▶ [INSTRUCTION]
Beneath this sentence is a set of records; write each of them out exactly.
========================
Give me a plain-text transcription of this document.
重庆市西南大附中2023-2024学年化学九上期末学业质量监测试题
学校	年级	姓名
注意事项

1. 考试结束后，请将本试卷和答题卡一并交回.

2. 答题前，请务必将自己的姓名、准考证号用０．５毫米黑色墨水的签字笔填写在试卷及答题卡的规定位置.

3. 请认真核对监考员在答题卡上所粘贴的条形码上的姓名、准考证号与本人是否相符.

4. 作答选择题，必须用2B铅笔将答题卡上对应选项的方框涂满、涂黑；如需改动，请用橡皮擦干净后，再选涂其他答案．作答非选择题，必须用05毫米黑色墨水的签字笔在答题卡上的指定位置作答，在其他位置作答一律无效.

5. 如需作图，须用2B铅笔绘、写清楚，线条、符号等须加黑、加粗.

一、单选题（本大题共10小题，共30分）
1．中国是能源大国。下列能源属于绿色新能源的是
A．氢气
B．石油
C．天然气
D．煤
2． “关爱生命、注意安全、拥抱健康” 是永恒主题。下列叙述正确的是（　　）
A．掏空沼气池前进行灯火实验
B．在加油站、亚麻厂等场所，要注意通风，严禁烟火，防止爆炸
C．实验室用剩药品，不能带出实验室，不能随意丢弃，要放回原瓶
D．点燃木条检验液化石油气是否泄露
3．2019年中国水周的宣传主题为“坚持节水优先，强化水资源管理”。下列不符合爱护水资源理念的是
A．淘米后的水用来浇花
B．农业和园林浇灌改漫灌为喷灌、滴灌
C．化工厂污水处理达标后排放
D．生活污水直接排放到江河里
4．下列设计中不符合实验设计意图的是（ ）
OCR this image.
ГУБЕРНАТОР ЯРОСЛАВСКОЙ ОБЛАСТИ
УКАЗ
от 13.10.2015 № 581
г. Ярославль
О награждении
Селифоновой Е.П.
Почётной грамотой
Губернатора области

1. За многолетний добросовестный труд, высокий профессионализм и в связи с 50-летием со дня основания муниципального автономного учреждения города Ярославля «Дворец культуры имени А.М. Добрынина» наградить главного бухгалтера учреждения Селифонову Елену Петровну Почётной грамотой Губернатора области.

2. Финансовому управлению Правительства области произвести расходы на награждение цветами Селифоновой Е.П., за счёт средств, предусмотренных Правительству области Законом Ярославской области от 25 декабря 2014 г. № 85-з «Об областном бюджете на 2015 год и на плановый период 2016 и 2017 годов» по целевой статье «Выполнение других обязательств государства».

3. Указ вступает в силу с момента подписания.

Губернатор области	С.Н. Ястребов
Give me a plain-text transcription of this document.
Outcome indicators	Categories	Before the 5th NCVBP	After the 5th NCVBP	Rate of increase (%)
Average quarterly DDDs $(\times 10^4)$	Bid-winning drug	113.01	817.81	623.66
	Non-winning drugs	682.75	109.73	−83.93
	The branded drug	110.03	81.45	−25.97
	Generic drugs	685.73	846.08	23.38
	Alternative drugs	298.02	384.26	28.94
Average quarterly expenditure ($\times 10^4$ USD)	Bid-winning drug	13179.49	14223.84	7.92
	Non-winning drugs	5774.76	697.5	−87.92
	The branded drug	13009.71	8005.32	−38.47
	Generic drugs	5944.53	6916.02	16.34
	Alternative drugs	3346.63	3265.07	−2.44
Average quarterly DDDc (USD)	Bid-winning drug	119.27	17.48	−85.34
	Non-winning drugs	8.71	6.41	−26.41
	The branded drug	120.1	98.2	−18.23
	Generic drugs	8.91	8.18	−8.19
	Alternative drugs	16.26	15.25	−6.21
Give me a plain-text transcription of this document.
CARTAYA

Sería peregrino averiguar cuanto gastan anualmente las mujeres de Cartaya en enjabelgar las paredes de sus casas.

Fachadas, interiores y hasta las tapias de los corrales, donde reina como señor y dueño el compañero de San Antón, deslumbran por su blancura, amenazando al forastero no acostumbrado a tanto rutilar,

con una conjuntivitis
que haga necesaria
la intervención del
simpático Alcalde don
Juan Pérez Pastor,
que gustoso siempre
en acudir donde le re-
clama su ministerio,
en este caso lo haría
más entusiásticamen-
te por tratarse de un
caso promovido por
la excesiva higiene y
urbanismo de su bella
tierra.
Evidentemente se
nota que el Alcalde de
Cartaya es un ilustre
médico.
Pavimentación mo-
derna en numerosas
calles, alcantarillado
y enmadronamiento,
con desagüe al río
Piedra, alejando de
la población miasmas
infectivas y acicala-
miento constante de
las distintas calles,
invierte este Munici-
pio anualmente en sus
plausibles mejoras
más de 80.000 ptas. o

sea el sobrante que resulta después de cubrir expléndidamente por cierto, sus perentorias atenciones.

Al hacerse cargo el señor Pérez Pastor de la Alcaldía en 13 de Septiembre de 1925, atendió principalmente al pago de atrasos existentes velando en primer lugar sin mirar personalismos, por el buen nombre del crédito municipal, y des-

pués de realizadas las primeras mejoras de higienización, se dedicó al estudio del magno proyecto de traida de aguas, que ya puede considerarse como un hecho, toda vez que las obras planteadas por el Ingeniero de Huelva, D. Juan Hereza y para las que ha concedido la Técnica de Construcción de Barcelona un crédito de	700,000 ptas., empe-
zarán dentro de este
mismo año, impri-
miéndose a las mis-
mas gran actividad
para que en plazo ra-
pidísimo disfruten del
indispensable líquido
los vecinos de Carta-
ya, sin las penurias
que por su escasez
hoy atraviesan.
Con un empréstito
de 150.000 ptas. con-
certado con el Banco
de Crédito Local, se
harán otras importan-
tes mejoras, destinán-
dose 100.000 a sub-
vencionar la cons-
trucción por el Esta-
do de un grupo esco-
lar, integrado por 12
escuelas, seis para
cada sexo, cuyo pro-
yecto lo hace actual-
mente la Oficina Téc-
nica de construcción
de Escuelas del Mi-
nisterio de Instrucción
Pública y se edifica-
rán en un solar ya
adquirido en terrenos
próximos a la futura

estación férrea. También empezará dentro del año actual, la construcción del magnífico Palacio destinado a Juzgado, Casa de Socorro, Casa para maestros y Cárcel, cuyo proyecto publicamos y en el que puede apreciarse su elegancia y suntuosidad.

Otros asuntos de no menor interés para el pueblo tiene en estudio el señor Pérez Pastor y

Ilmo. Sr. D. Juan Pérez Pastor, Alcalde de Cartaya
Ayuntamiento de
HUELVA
========================
▶ [TASK SOLUTION]
Give me a plain-text transcription of this document.
重庆市西南大附中2023-2024学年化学九上期末学业质量监测试题
学校	年级	姓名
注意事项

1. 考试结束后，请将本试卷和答题卡一并交回.

2. 答题前，请务必将自己的姓名、准考证号用０．５毫米黑色墨水的签字笔填写在试卷及答题卡的规定位置.

3. 请认真核对监考员在答题卡上所粘贴的条形码上的姓名、准考证号与本人是否相符.

4. 作答选择题，必须用2B铅笔将答题卡上对应选项的方框涂满、涂黑；如需改动，请用橡皮擦干净后，再选涂其他答案．作答非选择题，必须用05毫米黑色墨水的签字笔在答题卡上的指定位置作答，在其他位置作答一律无效.

5. 如需作图，须用2B铅笔绘、写清楚，线条、符号等须加黑、加粗.

一、单选题（本大题共10小题，共30分）
1．中国是能源大国。下列能源属于绿色新能源的是
A．氢气
B．石油
C．天然气
D．煤
2． “关爱生命、注意安全、拥抱健康” 是永恒主题。下列叙述正确的是（　　）
A．掏空沼气池前进行灯火实验
B．在加油站、亚麻厂等场所，要注意通风，严禁烟火，防止爆炸
C．实验室用剩药品，不能带出实验室，不能随意丢弃，要放回原瓶
D．点燃木条检验液化石油气是否泄露
3．2019年中国水周的宣传主题为“坚持节水优先，强化水资源管理”。下列不符合爱护水资源理念的是
A．淘米后的水用来浇花
B．农业和园林浇灌改漫灌为喷灌、滴灌
C．化工厂污水处理达标后排放
D．生活污水直接排放到江河里
4．下列设计中不符合实验设计意图的是（ ）
OCR this image.
ГУБЕРНАТОР ЯРОСЛАВСКОЙ ОБЛАСТИ
УКАЗ
от 13.10.2015 № 581
г. Ярославль
О награждении
Селифоновой Е.П.
Почётной грамотой
Губернатора области

1. За многолетний добросовестный труд, высокий профессионализм и в связи с 50-летием со дня основания муниципального автономного учреждения города Ярославля «Дворец культуры имени А.М. Добрынина» наградить главного бухгалтера учреждения Селифонову Елену Петровну Почётной грамотой Губернатора области.

2. Финансовому управлению Правительства области произвести расходы на награждение цветами Селифоновой Е.П., за счёт средств, предусмотренных Правительству области Законом Ярославской области от 25 декабря 2014 г. № 85-з «Об областном бюджете на 2015 год и на плановый период 2016 и 2017 годов» по целевой статье «Выполнение других обязательств государства».

3. Указ вступает в силу с момента подписания.

Губернатор области	С.Н. Ястребов
Give me a plain-text transcription of this document.
Outcome indicators	Categories	Before the 5th NCVBP	After the 5th NCVBP	Rate of increase (%)
Average quarterly DDDs $(\times 10^4)$	Bid-winning drug	113.01	817.81	623.66
	Non-winning drugs	682.75	109.73	−83.93
	The branded drug	110.03	81.45	−25.97
	Generic drugs	685.73	846.08	23.38
	Alternative drugs	298.02	384.26	28.94
Average quarterly expenditure ($\times 10^4$ USD)	Bid-winning drug	13179.49	14223.84	7.92
	Non-winning drugs	5774.76	697.5	−87.92
	The branded drug	13009.71	8005.32	−38.47
	Generic drugs	5944.53	6916.02	16.34
	Alternative drugs	3346.63	3265.07	−2.44
Average quarterly DDDc (USD)	Bid-winning drug	119.27	17.48	−85.34
	Non-winning drugs	8.71	6.41	−26.41
	The branded drug	120.1	98.2	−18.23
	Generic drugs	8.91	8.18	−8.19
	Alternative drugs	16.26	15.25	−6.21
Give me a plain-text transcription of this document.
CARTAYA

Sería peregrino averiguar cuanto gastan anualmente las mujeres de Cartaya en enjabelgar las paredes de sus casas.

Fachadas, interiores y hasta las tapias de los corrales, donde reina como señor y dueño el compañero de San Antón, deslumbran por su blancura, amenazando al forastero no acostumbrado a tanto rutilar,

con una conjuntivitis
que haga necesaria
la intervención del
simpático Alcalde don
Juan Pérez Pastor,
que gustoso siempre
en acudir donde le re-
clama su ministerio,
en este caso lo haría
más entusiásticamen-
te por tratarse de un
caso promovido por
la excesiva higiene y
urbanismo de su bella
tierra.
Evidentemente se
nota que el Alcalde de
Cartaya es un ilustre
médico.
Pavimentación mo-
derna en numerosas
calles, alcantarillado
y enmadronamiento,
con desagüe al río
Piedra, alejando de
la población miasmas
infectivas y acicala-
miento constante de
las distintas calles,
invierte este Munici-
pio anualmente en sus
plausibles mejoras
más de 80.000 ptas. o

sea el sobrante que resulta después de cubrir expléndidamente por cierto, sus perentorias atenciones.

Al hacerse cargo el señor Pérez Pastor de la Alcaldía en 13 de Septiembre de 1925, atendió principalmente al pago de atrasos existentes velando en primer lugar sin mirar personalismos, por el buen nombre del crédito municipal, y des-

pués de realizadas las primeras mejoras de higienización, se dedicó al estudio del magno proyecto de traida de aguas, que ya puede considerarse como un hecho, toda vez que las obras planteadas por el Ingeniero de Huelva, D. Juan Hereza y para las que ha concedido la Técnica de Construcción de Barcelona un crédito de	700,000 ptas., empe-
zarán dentro de este
mismo año, impri-
miéndose a las mis-
mas gran actividad
para que en plazo ra-
pidísimo disfruten del
indispensable líquido
los vecinos de Carta-
ya, sin las penurias
que por su escasez
hoy atraviesan.
Con un empréstito
de 150.000 ptas. con-
certado con el Banco
de Crédito Local, se
harán otras importan-
tes mejoras, destinán-
dose 100.000 a sub-
vencionar la cons-
trucción por el Esta-
do de un grupo esco-
lar, integrado por 12
escuelas, seis para
cada sexo, cuyo pro-
yecto lo hace actual-
mente la Oficina Téc-
nica de construcción
de Escuelas del Mi-
nisterio de Instrucción
Pública y se edifica-
rán en un solar ya
adquirido en terrenos
próximos a la futura

estación férrea. También empezará dentro del año actual, la construcción del magnífico Palacio destinado a Juzgado, Casa de Socorro, Casa para maestros y Cárcel, cuyo proyecto publicamos y en el que puede apreciarse su elegancia y suntuosidad.

Otros asuntos de no menor interés para el pueblo tiene en estudio el señor Pérez Pastor y

Ilmo. Sr. D. Juan Pérez Pastor, Alcalde de Cartaya
Ayuntamiento de
HUELVA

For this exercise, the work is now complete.